• Objective
Below are records; count the lines in them that hold "pour" and give only the count.

• Material provided
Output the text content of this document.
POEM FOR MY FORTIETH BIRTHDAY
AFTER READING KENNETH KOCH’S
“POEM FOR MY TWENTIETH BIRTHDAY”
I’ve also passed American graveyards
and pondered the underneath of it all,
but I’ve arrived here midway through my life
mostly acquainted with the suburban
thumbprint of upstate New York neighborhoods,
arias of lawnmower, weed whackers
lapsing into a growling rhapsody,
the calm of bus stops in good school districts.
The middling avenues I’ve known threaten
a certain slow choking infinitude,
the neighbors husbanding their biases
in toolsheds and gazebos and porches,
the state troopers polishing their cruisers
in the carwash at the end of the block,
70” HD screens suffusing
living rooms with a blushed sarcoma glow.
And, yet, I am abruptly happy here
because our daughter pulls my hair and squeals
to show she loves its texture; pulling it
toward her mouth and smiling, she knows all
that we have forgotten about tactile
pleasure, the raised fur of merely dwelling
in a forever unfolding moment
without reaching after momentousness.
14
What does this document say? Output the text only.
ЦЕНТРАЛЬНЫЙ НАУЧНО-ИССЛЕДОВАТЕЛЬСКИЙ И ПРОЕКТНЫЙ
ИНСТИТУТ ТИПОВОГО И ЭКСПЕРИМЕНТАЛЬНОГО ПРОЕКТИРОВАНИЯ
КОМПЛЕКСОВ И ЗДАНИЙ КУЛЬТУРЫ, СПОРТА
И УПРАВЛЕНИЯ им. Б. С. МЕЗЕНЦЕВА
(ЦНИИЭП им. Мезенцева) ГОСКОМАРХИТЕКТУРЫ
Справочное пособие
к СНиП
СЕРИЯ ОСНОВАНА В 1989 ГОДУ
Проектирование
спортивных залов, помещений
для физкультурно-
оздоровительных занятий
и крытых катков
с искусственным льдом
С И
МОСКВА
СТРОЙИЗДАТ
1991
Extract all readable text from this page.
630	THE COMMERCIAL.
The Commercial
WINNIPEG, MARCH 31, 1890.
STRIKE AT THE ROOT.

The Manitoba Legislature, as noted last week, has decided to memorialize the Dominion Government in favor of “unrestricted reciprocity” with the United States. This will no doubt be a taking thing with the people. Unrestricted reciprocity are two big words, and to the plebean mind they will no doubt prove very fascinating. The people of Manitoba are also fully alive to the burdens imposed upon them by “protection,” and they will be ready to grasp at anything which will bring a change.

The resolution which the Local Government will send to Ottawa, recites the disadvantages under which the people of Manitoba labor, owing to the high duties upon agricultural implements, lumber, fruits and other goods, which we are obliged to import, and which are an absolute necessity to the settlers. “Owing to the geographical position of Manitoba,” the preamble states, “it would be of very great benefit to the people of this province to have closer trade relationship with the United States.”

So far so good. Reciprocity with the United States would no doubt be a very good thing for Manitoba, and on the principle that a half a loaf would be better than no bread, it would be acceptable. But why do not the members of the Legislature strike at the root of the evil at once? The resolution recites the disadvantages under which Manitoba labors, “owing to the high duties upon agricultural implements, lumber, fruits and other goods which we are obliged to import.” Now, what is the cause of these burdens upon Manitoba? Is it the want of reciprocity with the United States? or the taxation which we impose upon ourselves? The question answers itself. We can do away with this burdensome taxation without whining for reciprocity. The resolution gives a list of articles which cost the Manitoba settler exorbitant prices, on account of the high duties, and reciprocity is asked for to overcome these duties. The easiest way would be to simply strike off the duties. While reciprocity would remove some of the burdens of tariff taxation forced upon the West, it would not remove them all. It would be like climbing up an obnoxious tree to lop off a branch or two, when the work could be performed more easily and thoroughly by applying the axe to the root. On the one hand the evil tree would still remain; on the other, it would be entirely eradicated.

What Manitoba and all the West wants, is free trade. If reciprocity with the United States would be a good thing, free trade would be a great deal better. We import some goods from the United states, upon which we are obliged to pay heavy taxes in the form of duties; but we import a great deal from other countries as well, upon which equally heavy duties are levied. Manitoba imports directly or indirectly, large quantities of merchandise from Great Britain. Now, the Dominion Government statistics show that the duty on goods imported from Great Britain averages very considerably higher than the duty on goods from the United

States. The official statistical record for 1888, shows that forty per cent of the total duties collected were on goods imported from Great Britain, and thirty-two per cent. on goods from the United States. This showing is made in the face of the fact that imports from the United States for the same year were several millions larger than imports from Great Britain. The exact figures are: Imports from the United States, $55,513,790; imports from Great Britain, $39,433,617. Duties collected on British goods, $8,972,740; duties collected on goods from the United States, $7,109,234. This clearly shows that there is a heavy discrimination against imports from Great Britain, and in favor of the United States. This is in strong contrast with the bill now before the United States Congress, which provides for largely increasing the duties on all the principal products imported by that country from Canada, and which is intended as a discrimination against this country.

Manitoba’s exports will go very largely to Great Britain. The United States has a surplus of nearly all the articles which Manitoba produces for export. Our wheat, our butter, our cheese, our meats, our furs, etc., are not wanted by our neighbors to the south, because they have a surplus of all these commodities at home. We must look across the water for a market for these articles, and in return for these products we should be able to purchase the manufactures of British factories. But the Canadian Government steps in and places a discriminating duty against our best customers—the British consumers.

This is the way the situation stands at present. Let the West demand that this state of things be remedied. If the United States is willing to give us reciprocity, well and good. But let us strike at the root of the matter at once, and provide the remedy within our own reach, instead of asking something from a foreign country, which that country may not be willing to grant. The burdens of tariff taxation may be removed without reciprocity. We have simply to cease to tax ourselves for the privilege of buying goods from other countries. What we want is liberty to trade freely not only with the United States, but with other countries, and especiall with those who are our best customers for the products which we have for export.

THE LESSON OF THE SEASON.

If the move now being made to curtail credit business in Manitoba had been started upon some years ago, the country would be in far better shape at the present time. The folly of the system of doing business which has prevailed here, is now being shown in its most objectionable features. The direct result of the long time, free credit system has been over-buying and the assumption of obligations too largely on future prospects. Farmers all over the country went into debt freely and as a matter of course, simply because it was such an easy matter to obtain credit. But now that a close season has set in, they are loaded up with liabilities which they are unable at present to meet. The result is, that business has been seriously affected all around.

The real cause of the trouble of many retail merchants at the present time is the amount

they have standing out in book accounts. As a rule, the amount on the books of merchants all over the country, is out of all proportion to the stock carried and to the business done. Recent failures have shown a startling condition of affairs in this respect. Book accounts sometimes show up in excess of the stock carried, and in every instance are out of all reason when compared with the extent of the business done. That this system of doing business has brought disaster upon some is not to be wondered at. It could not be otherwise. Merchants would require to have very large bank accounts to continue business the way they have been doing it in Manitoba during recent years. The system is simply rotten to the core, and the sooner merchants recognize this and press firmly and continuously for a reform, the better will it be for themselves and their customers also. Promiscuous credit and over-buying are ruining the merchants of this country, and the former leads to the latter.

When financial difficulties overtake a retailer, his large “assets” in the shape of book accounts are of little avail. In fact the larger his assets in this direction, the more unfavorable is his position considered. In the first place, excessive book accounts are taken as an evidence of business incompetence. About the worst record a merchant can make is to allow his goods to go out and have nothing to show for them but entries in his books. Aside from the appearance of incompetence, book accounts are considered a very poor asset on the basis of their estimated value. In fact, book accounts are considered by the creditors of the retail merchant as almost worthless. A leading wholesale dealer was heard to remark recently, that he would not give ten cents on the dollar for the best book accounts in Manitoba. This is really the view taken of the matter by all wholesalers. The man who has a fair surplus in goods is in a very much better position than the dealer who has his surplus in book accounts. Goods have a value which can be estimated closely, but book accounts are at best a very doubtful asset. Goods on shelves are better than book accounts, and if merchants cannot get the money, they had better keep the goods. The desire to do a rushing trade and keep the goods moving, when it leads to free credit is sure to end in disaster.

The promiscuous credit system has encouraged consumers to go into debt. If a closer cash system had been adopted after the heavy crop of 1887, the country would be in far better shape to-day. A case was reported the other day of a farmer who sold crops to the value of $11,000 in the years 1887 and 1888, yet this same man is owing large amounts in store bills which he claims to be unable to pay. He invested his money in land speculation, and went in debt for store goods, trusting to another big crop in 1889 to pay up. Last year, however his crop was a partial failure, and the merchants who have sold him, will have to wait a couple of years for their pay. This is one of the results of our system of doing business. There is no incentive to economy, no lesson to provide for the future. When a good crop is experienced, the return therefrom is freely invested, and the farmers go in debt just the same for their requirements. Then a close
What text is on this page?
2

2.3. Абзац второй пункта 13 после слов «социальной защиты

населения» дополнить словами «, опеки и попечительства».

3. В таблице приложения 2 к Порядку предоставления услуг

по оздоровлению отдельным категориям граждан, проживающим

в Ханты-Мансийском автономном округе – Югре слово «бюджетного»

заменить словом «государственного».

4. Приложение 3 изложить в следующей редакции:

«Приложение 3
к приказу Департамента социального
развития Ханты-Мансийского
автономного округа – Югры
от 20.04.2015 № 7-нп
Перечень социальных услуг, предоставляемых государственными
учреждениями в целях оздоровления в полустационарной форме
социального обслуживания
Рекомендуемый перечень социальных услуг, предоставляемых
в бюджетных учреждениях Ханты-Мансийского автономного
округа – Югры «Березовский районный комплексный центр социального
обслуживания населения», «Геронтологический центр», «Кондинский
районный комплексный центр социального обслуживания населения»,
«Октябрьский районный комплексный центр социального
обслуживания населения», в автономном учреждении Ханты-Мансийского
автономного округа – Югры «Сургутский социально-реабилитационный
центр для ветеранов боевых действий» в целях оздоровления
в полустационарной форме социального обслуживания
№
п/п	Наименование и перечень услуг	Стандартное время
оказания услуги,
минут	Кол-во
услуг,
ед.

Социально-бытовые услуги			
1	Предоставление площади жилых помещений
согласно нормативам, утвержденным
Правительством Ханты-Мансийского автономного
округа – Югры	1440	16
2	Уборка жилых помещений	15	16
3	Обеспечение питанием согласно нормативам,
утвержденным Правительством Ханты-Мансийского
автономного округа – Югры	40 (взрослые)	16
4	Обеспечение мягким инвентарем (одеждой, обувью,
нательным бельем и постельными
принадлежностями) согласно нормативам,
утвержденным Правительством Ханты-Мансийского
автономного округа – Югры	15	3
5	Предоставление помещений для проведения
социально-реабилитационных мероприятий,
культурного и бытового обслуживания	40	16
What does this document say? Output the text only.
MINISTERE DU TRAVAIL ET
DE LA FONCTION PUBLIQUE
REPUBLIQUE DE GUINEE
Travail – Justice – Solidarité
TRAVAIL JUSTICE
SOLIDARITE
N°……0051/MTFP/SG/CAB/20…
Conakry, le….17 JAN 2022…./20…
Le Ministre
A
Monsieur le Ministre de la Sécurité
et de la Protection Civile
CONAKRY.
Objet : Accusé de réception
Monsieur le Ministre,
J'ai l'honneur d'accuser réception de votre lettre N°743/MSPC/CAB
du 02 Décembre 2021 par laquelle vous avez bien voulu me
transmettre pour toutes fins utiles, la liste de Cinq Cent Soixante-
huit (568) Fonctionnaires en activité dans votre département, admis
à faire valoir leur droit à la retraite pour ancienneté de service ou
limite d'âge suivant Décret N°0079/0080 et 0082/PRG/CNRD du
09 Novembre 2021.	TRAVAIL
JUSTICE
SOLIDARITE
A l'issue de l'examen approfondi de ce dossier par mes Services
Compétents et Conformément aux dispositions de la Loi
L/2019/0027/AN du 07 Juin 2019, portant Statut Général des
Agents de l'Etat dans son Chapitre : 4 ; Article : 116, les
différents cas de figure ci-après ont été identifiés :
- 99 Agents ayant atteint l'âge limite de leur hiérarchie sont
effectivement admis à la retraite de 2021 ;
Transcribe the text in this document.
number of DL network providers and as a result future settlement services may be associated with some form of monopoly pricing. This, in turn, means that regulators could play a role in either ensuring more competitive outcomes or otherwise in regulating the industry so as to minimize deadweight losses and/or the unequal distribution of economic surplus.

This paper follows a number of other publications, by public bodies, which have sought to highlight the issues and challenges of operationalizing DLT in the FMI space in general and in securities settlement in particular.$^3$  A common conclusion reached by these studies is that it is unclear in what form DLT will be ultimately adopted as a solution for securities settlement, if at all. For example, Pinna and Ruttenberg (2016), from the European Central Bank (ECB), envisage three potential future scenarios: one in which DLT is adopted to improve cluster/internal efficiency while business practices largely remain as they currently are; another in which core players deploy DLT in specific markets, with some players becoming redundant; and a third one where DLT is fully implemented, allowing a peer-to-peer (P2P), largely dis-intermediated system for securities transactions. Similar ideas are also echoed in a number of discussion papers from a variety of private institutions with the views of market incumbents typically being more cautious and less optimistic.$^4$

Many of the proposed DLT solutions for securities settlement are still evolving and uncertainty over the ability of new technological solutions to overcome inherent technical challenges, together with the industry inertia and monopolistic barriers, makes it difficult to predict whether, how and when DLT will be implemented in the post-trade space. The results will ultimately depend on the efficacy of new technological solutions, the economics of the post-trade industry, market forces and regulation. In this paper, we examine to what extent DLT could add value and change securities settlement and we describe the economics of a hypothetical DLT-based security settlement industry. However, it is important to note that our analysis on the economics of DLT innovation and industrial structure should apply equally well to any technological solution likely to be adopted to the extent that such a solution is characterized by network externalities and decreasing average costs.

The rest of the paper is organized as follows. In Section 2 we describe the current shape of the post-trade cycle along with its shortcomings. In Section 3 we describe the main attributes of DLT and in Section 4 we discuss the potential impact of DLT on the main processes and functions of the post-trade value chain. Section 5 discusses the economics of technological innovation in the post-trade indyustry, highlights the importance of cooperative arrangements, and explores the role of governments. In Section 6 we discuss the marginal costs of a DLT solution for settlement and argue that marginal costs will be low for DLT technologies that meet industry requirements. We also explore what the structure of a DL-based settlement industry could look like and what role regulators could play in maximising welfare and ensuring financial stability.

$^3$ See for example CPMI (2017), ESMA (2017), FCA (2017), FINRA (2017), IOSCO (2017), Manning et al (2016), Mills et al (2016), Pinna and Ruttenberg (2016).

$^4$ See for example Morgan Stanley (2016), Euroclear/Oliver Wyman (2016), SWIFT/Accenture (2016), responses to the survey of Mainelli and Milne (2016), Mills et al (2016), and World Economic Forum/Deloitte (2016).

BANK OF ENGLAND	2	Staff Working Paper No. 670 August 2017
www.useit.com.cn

• Result for this task
2